* START *

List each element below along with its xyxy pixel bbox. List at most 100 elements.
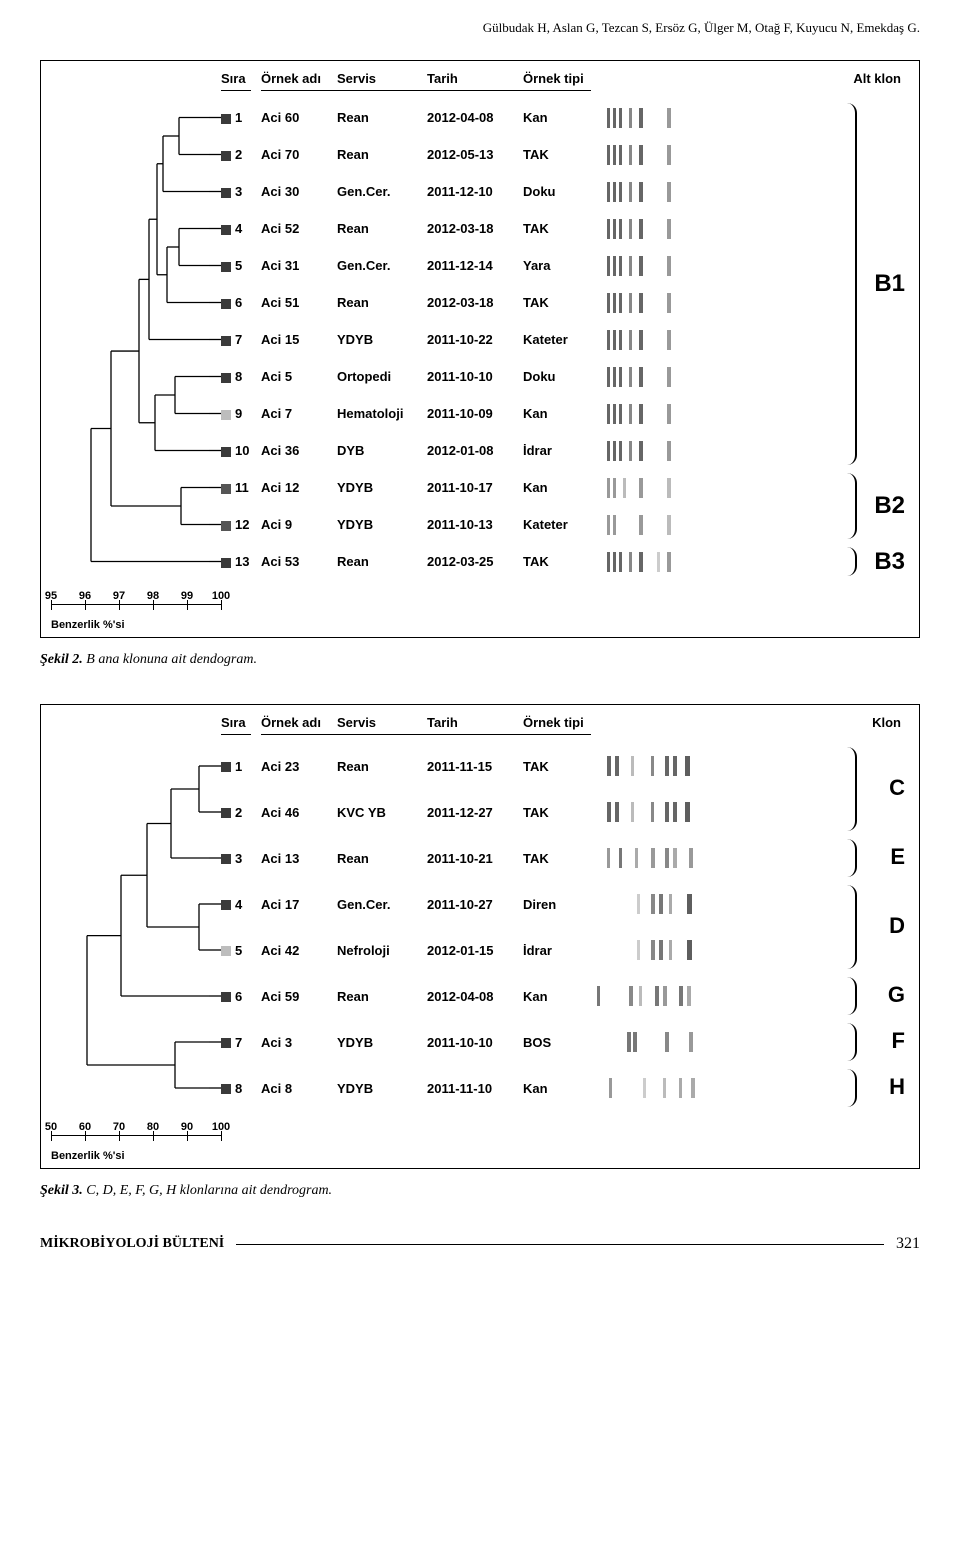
gel-band [619,848,622,868]
cell-tarih: 2012-01-15 [427,943,523,958]
cell-ornek: Aci 31 [261,258,337,273]
cell-tipi: TAK [523,221,593,236]
cell-tarih: 2011-10-22 [427,332,523,347]
cell-tarih: 2011-12-10 [427,184,523,199]
gel-band [659,940,663,960]
figure2-caption-bold: Şekil 2. [40,652,83,667]
cell-ornek: Aci 12 [261,480,337,495]
color-square-icon [221,992,231,1002]
color-square-icon [221,447,231,457]
cell-tipi: Kateter [523,517,593,532]
cell-servis: YDYB [337,1081,427,1096]
color-square-icon [221,521,231,531]
cell-gel [593,477,777,499]
cell-tipi: Kateter [523,332,593,347]
table-row: 13 Aci 53 Rean 2012-03-25 TAK [221,543,907,580]
hdr-sira: Sıra [221,715,261,730]
gel-band [667,182,671,202]
cell-ornek: Aci 51 [261,295,337,310]
gel-band [613,182,616,202]
gel-band [619,441,622,461]
gel-band [639,986,642,1006]
cell-tarih: 2011-10-10 [427,369,523,384]
cell-servis: YDYB [337,517,427,532]
cell-sira: 2 [221,147,261,162]
cell-sira: 5 [221,258,261,273]
gel-band [639,404,643,424]
color-square-icon [221,854,231,864]
table-row: 4 Aci 17 Gen.Cer. 2011-10-27 Diren [221,881,907,927]
hdr-tipi: Örnek tipi [523,71,593,86]
figure3-caption-bold: Şekil 3. [40,1183,83,1198]
gel-band [607,330,610,350]
scale-caption: Benzerlik %'si [51,619,221,631]
cell-tipi: İdrar [523,443,593,458]
cell-ornek: Aci 9 [261,517,337,532]
clone-label: F [892,1028,905,1054]
gel-band [663,1078,666,1098]
gel-band [639,330,643,350]
gel-band [669,940,672,960]
gel-band [635,848,638,868]
gel-band [637,940,640,960]
cell-servis: YDYB [337,332,427,347]
gel-band [667,108,671,128]
cell-tarih: 2012-03-18 [427,295,523,310]
gel-band [651,848,655,868]
color-square-icon [221,762,231,772]
gel-band [663,986,667,1006]
cell-sira: 6 [221,295,261,310]
cell-gel [593,893,777,915]
cell-ornek: Aci 15 [261,332,337,347]
gel-band [655,986,659,1006]
gel-band [639,515,643,535]
gel-band [639,182,643,202]
cell-servis: Gen.Cer. [337,184,427,199]
color-square-icon [221,373,231,383]
color-square-icon [221,114,231,124]
similarity-scale: 5060708090100 Benzerlik %'si [51,1121,221,1162]
gel-band [607,441,610,461]
cell-gel [593,218,777,240]
gel-band [667,256,671,276]
authors-line: Gülbudak H, Aslan G, Tezcan S, Ersöz G, … [40,20,920,36]
gel-band [689,1032,693,1052]
gel-lane [593,292,763,314]
cell-ornek: Aci 13 [261,851,337,866]
gel-band [651,894,655,914]
dendrogram-tree [51,99,221,580]
hdr-klon: Alt klon [777,71,907,86]
gel-band [673,848,677,868]
cell-ornek: Aci 59 [261,989,337,1004]
cell-servis: Gen.Cer. [337,897,427,912]
cell-tarih: 2011-10-09 [427,406,523,421]
gel-band [619,293,622,313]
gel-band [629,330,632,350]
table-row: 6 Aci 51 Rean 2012-03-18 TAK [221,284,907,321]
clone-label: B1 [874,270,905,298]
table-row: 1 Aci 23 Rean 2011-11-15 TAK [221,743,907,789]
gel-band [623,478,626,498]
cell-servis: YDYB [337,480,427,495]
cell-ornek: Aci 23 [261,759,337,774]
color-square-icon [221,336,231,346]
table-row: 6 Aci 59 Rean 2012-04-08 Kan [221,973,907,1019]
cell-servis: Hematoloji [337,406,427,421]
cell-sira: 6 [221,989,261,1004]
cell-gel [593,755,777,777]
cell-sira: 13 [221,554,261,569]
figure3-caption-rest: C, D, E, F, G, H klonlarına ait dendrogr… [83,1183,332,1198]
cell-sira: 10 [221,443,261,458]
gel-lane [593,107,763,129]
figure3-caption: Şekil 3. C, D, E, F, G, H klonlarına ait… [40,1183,920,1199]
cell-tarih: 2011-10-10 [427,1035,523,1050]
table-row: 4 Aci 52 Rean 2012-03-18 TAK [221,210,907,247]
gel-band [607,367,610,387]
hdr-sira: Sıra [221,71,261,86]
gel-lane [593,218,763,240]
gel-band [613,478,616,498]
color-square-icon [221,299,231,309]
cell-tipi: Kan [523,480,593,495]
figure3-box: Sıra Örnek adı Servis Tarih Örnek tipi K… [40,704,920,1169]
cell-tipi: TAK [523,851,593,866]
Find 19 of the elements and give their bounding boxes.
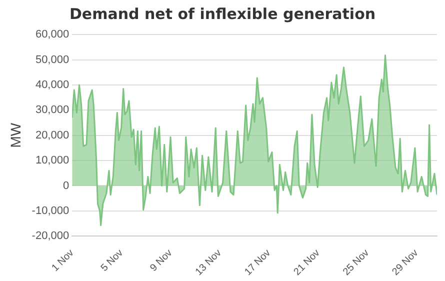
y-tick-label: 40,000 — [35, 79, 70, 92]
x-tick-label: 25 Nov — [341, 248, 372, 278]
y-axis-title: MW — [7, 122, 24, 148]
x-tick-label: 13 Nov — [194, 248, 224, 278]
y-tick-label: 20,000 — [35, 129, 70, 142]
chart-title: Demand net of inflexible generation — [68, 4, 377, 25]
x-tick-label: 17 Nov — [242, 248, 273, 278]
x-tick-label: 5 Nov — [99, 248, 126, 274]
x-tick-label: 9 Nov — [148, 248, 175, 274]
y-tick-label: 10,000 — [35, 154, 70, 167]
y-tick-label: 0 — [62, 180, 70, 192]
y-tick-label: -20,000 — [32, 230, 70, 242]
x-tick-label: 21 Nov — [292, 248, 322, 278]
y-tick-label: -10,000 — [32, 204, 70, 217]
y-tick-label: 50,000 — [35, 54, 70, 66]
y-tick-label: 30,000 — [35, 104, 70, 116]
x-tick-label: 1 Nov — [50, 248, 76, 274]
x-tick-label: 29 Nov — [390, 248, 421, 278]
y-tick-label: 60,000 — [35, 28, 70, 41]
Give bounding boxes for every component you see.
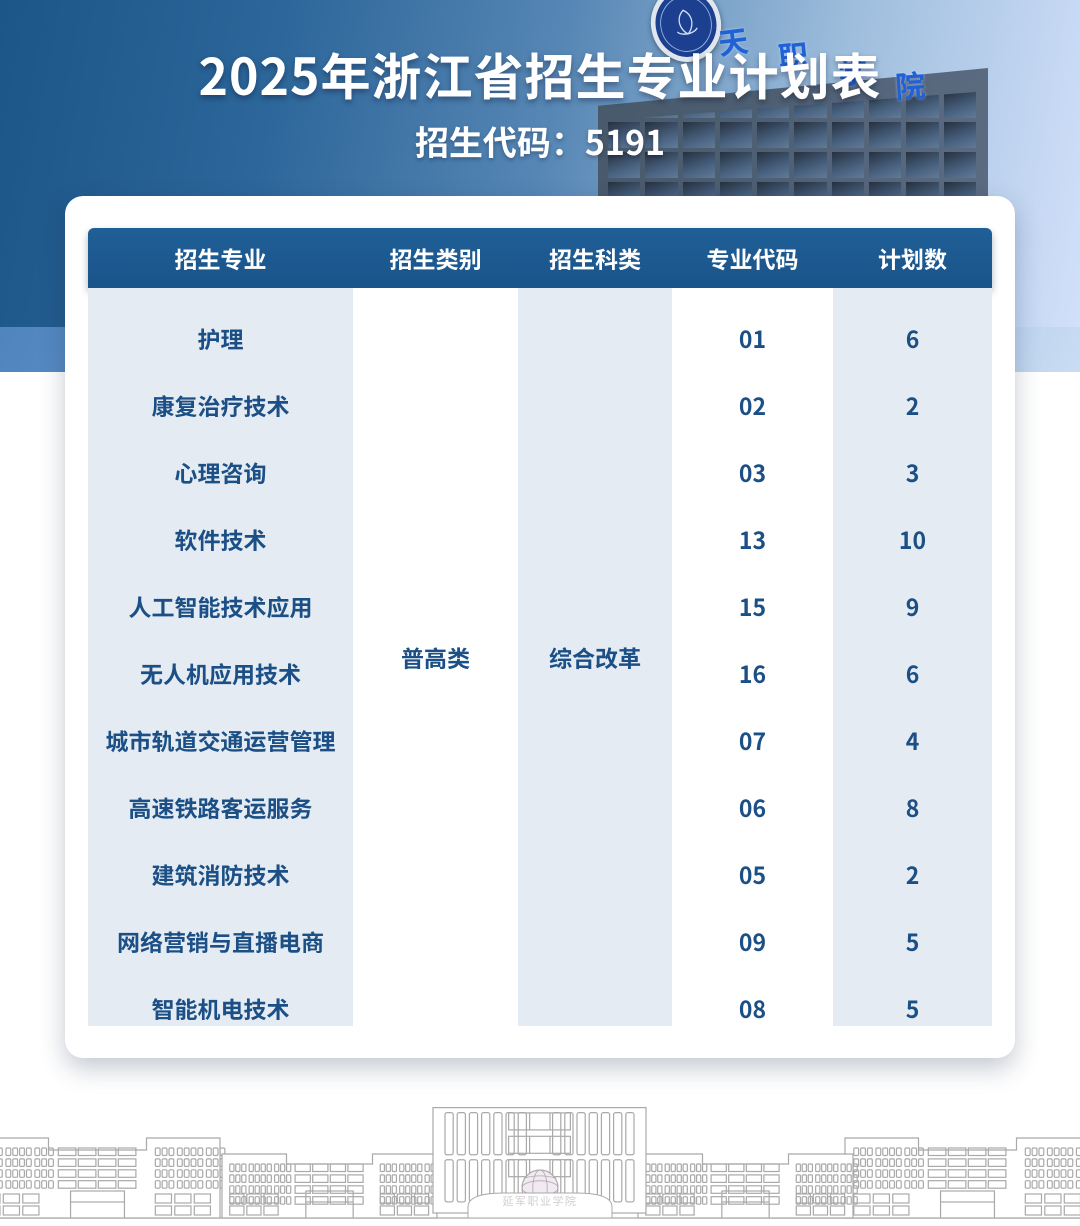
svg-text:延军职业学院: 延军职业学院 xyxy=(503,1193,578,1209)
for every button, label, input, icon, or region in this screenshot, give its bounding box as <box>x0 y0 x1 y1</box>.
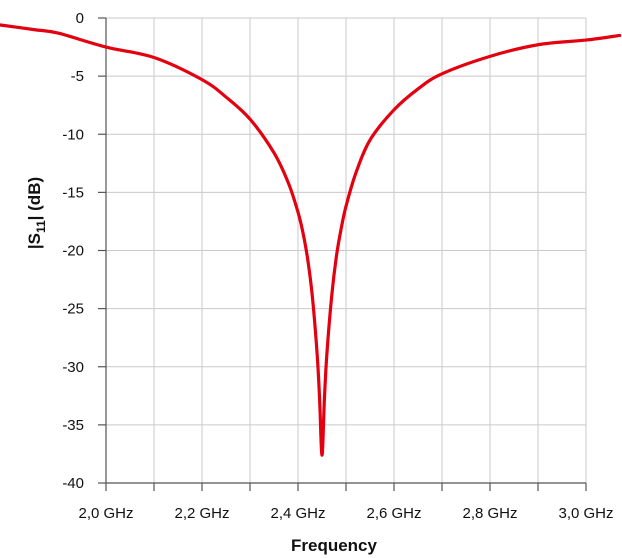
y-axis-title-subscript: 11 <box>34 220 48 233</box>
y-tick-label: -30 <box>62 359 84 376</box>
y-tick-label: -20 <box>62 243 84 260</box>
grid <box>106 17 587 483</box>
tick-labels: 0 -5 -10 -15 -20 -25 -30 -35 -40 2,0 GHz 2,2 GHz 2,… <box>62 10 613 522</box>
y-axis-title-suffix: | (dB) <box>25 177 44 220</box>
x-tick-label: 2,4 GHz <box>270 505 325 522</box>
y-axis-title: |S11| (dB) <box>25 177 48 249</box>
x-tick-label: 2,0 GHz <box>78 505 133 522</box>
y-tick-label: -40 <box>62 475 84 492</box>
y-tick-label: -35 <box>62 417 84 434</box>
y-tick-label: -10 <box>62 126 84 143</box>
y-tick-label: -5 <box>71 68 84 85</box>
x-tick-label: 3,0 GHz <box>558 505 613 522</box>
axes <box>98 17 587 491</box>
y-tick-label: -15 <box>62 184 84 201</box>
y-tick-label: 0 <box>76 10 84 27</box>
s11-series-line <box>0 23 622 457</box>
y-axis-title-prefix: |S <box>25 233 44 249</box>
series <box>0 23 622 457</box>
x-tick-label: 2,6 GHz <box>366 505 421 522</box>
x-axis-title: Frequency <box>291 536 378 555</box>
x-tick-label: 2,8 GHz <box>462 505 517 522</box>
x-tick-label: 2,2 GHz <box>174 505 229 522</box>
y-tick-label: -25 <box>62 301 84 318</box>
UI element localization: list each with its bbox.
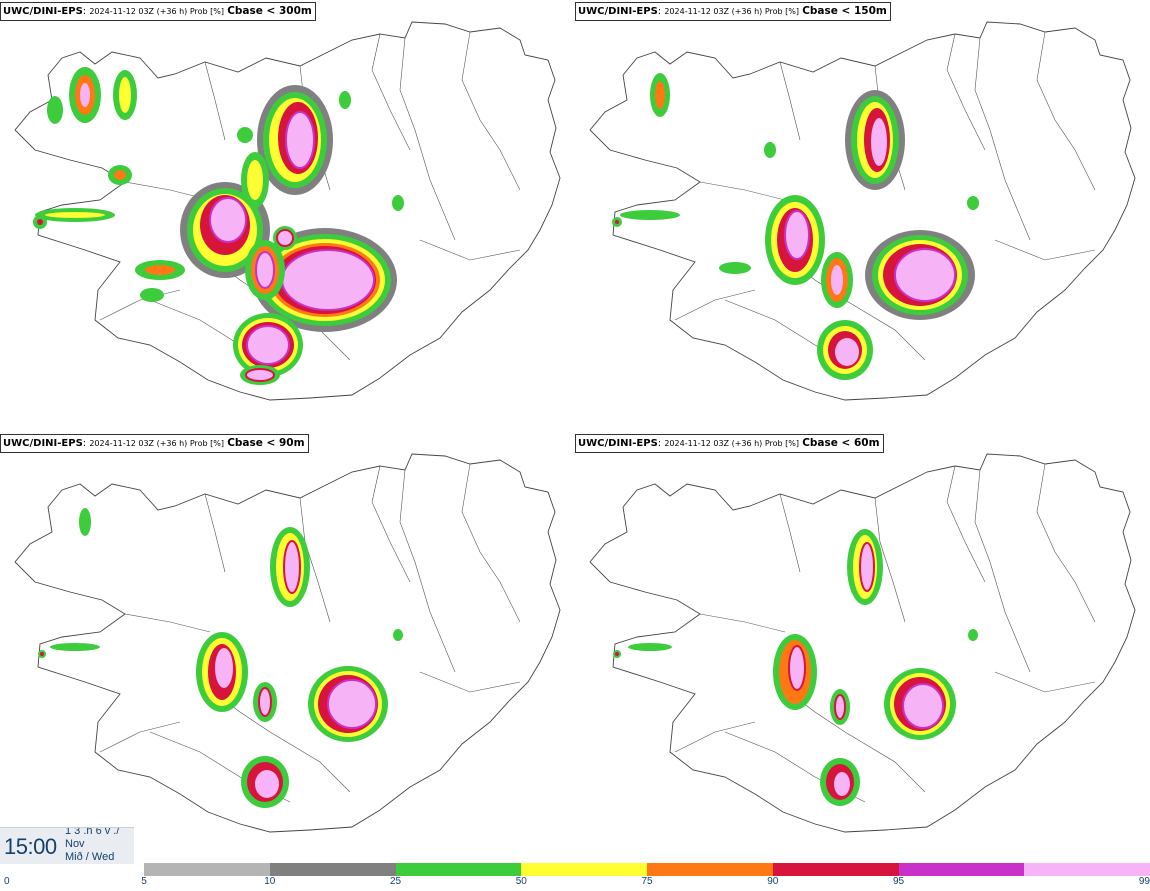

* END *

Can you repeat every one of the entries above line for line, with no changes and without the pictures?

**THE RESPONSE:**
List each element below along with its xyxy pixel bbox. List at most 100 elements.
gel-band [619,848,622,868]
cell-tarih: 2012-01-15 [427,943,523,958]
cell-ornek: Aci 31 [261,258,337,273]
cell-tipi: TAK [523,221,593,236]
cell-tarih: 2011-10-22 [427,332,523,347]
cell-tarih: 2011-12-10 [427,184,523,199]
gel-band [659,940,663,960]
figure2-caption-bold: Şekil 2. [40,652,83,667]
cell-ornek: Aci 12 [261,480,337,495]
color-square-icon [221,992,231,1002]
color-square-icon [221,447,231,457]
cell-tipi: Kateter [523,517,593,532]
cell-servis: YDYB [337,1081,427,1096]
color-square-icon [221,521,231,531]
cell-gel [593,477,777,499]
cell-tipi: Kateter [523,332,593,347]
table-row: 13 Aci 53 Rean 2012-03-25 TAK [221,543,907,580]
hdr-sira: Sıra [221,715,261,730]
gel-band [667,182,671,202]
cell-ornek: Aci 51 [261,295,337,310]
gel-band [613,182,616,202]
gel-band [619,441,622,461]
gel-band [639,986,642,1006]
cell-tarih: 2011-10-10 [427,369,523,384]
cell-servis: YDYB [337,517,427,532]
cell-sira: 2 [221,147,261,162]
cell-sira: 5 [221,258,261,273]
gel-band [639,404,643,424]
color-square-icon [221,854,231,864]
table-row: 4 Aci 17 Gen.Cer. 2011-10-27 Diren [221,881,907,927]
hdr-tipi: Örnek tipi [523,71,593,86]
figure3-caption-bold: Şekil 3. [40,1183,83,1198]
gel-band [607,330,610,350]
scale-caption: Benzerlik %'si [51,619,221,631]
cell-tipi: İdrar [523,443,593,458]
cell-ornek: Aci 9 [261,517,337,532]
clone-label: F [892,1028,905,1054]
gel-band [663,1078,666,1098]
gel-band [639,330,643,350]
gel-band [669,940,672,960]
gel-band [635,848,638,868]
gel-band [637,940,640,960]
cell-servis: YDYB [337,332,427,347]
gel-band [667,108,671,128]
cell-tarih: 2012-03-18 [427,295,523,310]
gel-band [651,848,655,868]
color-square-icon [221,762,231,772]
gel-band [663,986,667,1006]
cell-sira: 6 [221,295,261,310]
cell-gel [593,893,777,915]
cell-ornek: Aci 15 [261,332,337,347]
gel-band [655,986,659,1006]
gel-band [639,515,643,535]
gel-band [639,182,643,202]
cell-servis: Gen.Cer. [337,184,427,199]
color-square-icon [221,373,231,383]
color-square-icon [221,114,231,124]
similarity-scale: 5060708090100 Benzerlik %'si [51,1121,221,1162]
gel-band [607,441,610,461]
cell-gel [593,218,777,240]
gel-band [667,256,671,276]
authors-line: Gülbudak H, Aslan G, Tezcan S, Ersöz G, … [40,20,920,36]
gel-band [689,1032,693,1052]
gel-lane [593,292,763,314]
cell-ornek: Aci 13 [261,851,337,866]
gel-band [651,894,655,914]
dendrogram-tree [51,99,221,580]
hdr-klon: Alt klon [777,71,907,86]
gel-band [673,848,677,868]
cell-ornek: Aci 59 [261,989,337,1004]
cell-servis: Gen.Cer. [337,897,427,912]
cell-tarih: 2011-10-09 [427,406,523,421]
gel-band [619,293,622,313]
gel-band [629,330,632,350]
table-row: 6 Aci 51 Rean 2012-03-18 TAK [221,284,907,321]
clone-label: B1 [874,270,905,298]
table-row: 1 Aci 23 Rean 2011-11-15 TAK [221,743,907,789]
gel-band [623,478,626,498]
cell-servis: YDYB [337,480,427,495]
cell-ornek: Aci 23 [261,759,337,774]
color-square-icon [221,336,231,346]
table-row: 6 Aci 59 Rean 2012-04-08 Kan [221,973,907,1019]
cell-servis: Hematoloji [337,406,427,421]
cell-sira: 6 [221,989,261,1004]
cell-gel [593,755,777,777]
cell-sira: 13 [221,554,261,569]
figure3-caption-rest: C, D, E, F, G, H klonlarına ait dendrogr… [83,1183,332,1198]
cell-sira: 10 [221,443,261,458]
gel-lane [593,107,763,129]
figure3-caption: Şekil 3. C, D, E, F, G, H klonlarına ait… [40,1183,920,1199]
cell-tarih: 2011-10-10 [427,1035,523,1050]
table-row: 4 Aci 52 Rean 2012-03-18 TAK [221,210,907,247]
gel-band [607,367,610,387]
hdr-sira: Sıra [221,71,261,86]
gel-lane [593,218,763,240]
gel-band [613,478,616,498]
color-square-icon [221,299,231,309]
cell-tipi: Kan [523,480,593,495]
figure3-box: Sıra Örnek adı Servis Tarih Örnek tipi K… [40,704,920,1169]
cell-tipi: TAK [523,851,593,866]
Find 19 of the elements and give their bounding boxes.
y-tick-label: 40,000 — [35, 79, 70, 92]
x-tick-label: 25 Nov — [341, 248, 372, 278]
y-axis-title: MW — [7, 122, 24, 148]
x-tick-label: 13 Nov — [194, 248, 224, 278]
y-tick-label: 20,000 — [35, 129, 70, 142]
chart-title: Demand net of inflexible generation — [68, 4, 377, 25]
x-tick-label: 17 Nov — [242, 248, 273, 278]
x-tick-label: 5 Nov — [99, 248, 126, 274]
x-tick-label: 9 Nov — [148, 248, 175, 274]
y-tick-label: 10,000 — [35, 154, 70, 167]
y-tick-label: 0 — [62, 180, 70, 192]
y-tick-label: -20,000 — [32, 230, 70, 242]
x-tick-label: 21 Nov — [292, 248, 322, 278]
y-tick-label: -10,000 — [32, 204, 70, 217]
y-tick-label: 50,000 — [35, 54, 70, 66]
y-tick-label: 30,000 — [35, 104, 70, 116]
x-tick-label: 1 Nov — [50, 248, 76, 274]
x-tick-label: 29 Nov — [390, 248, 421, 278]
y-tick-label: 60,000 — [35, 28, 70, 41]
Give bounding boxes for every component you see.
svg-text:延军职业学院: 延军职业学院 xyxy=(503,1193,578,1209)
for every button, label, input, icon, or region in this screenshot, give its bounding box as <box>x0 y0 x1 y1</box>.
y-axis-title-subscript: 11 <box>34 220 48 233</box>
y-tick-label: -30 <box>62 359 84 376</box>
y-tick-label: -20 <box>62 243 84 260</box>
grid <box>106 17 587 483</box>
tick-labels: 0 -5 -10 -15 -20 -25 -30 -35 -40 2,0 GHz 2,2 GHz 2,… <box>62 10 613 522</box>
y-axis-title-suffix: | (dB) <box>25 177 44 220</box>
x-tick-label: 2,4 GHz <box>270 505 325 522</box>
y-axis-title: |S11| (dB) <box>25 177 48 249</box>
x-tick-label: 2,0 GHz <box>78 505 133 522</box>
y-tick-label: -40 <box>62 475 84 492</box>
y-tick-label: -35 <box>62 417 84 434</box>
y-tick-label: -10 <box>62 126 84 143</box>
y-tick-label: -5 <box>71 68 84 85</box>
x-tick-label: 3,0 GHz <box>558 505 613 522</box>
axes <box>98 17 587 491</box>
y-tick-label: -15 <box>62 184 84 201</box>
y-tick-label: 0 <box>76 10 84 27</box>
s11-series-line <box>0 23 622 457</box>
y-axis-title-prefix: |S <box>25 233 44 249</box>
series <box>0 23 622 457</box>
x-tick-label: 2,6 GHz <box>366 505 421 522</box>
x-axis-title: Frequency <box>291 536 378 555</box>
x-tick-label: 2,8 GHz <box>462 505 517 522</box>
x-tick-label: 2,2 GHz <box>174 505 229 522</box>
y-tick-label: -25 <box>62 301 84 318</box>
UI element localization: list each with its bbox.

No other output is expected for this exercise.